■ The exercise
Select the lines below containing the word "Supply".

----------------

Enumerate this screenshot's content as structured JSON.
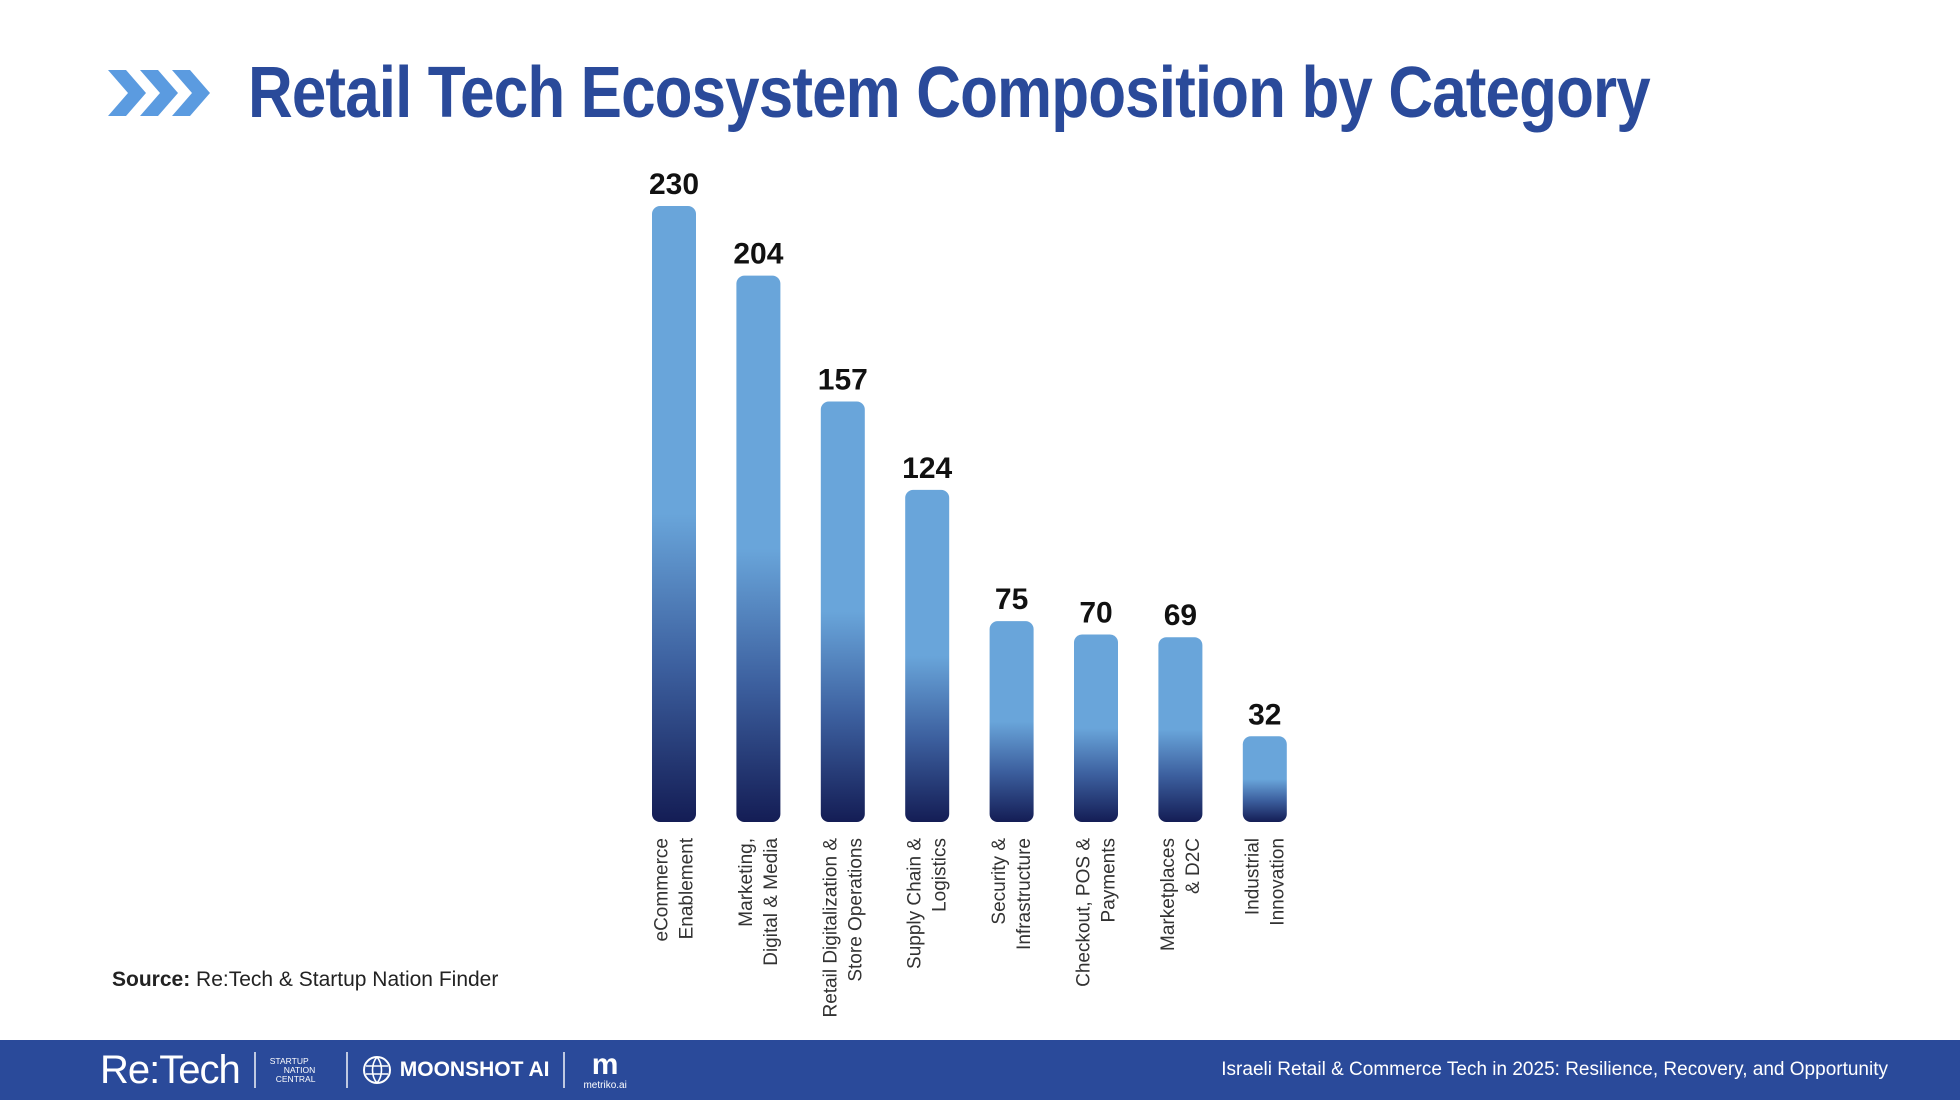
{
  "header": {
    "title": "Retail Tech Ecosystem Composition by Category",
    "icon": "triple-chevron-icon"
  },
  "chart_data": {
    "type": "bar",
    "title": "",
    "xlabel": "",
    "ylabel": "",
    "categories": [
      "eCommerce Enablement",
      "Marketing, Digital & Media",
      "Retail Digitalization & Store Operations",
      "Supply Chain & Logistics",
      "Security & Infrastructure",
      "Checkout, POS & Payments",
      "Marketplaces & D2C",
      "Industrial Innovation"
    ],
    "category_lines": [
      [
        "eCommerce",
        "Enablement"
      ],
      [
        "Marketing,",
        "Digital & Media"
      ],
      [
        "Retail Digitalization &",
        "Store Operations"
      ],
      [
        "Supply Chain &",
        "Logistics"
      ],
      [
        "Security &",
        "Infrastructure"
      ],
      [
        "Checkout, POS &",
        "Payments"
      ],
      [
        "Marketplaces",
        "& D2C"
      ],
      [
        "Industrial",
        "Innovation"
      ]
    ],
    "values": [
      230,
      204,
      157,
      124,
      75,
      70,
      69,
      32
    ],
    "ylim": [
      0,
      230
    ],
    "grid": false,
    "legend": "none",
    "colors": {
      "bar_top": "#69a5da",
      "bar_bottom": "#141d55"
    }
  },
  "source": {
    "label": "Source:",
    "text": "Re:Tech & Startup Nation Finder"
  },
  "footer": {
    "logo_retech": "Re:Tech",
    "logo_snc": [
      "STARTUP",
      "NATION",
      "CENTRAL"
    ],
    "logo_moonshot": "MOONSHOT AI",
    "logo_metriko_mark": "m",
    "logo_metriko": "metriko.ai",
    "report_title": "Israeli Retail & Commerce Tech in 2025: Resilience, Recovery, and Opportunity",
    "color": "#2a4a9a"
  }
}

----------------

■ Exercise output
      "Supply Chain & Logistics",
        "Supply Chain &",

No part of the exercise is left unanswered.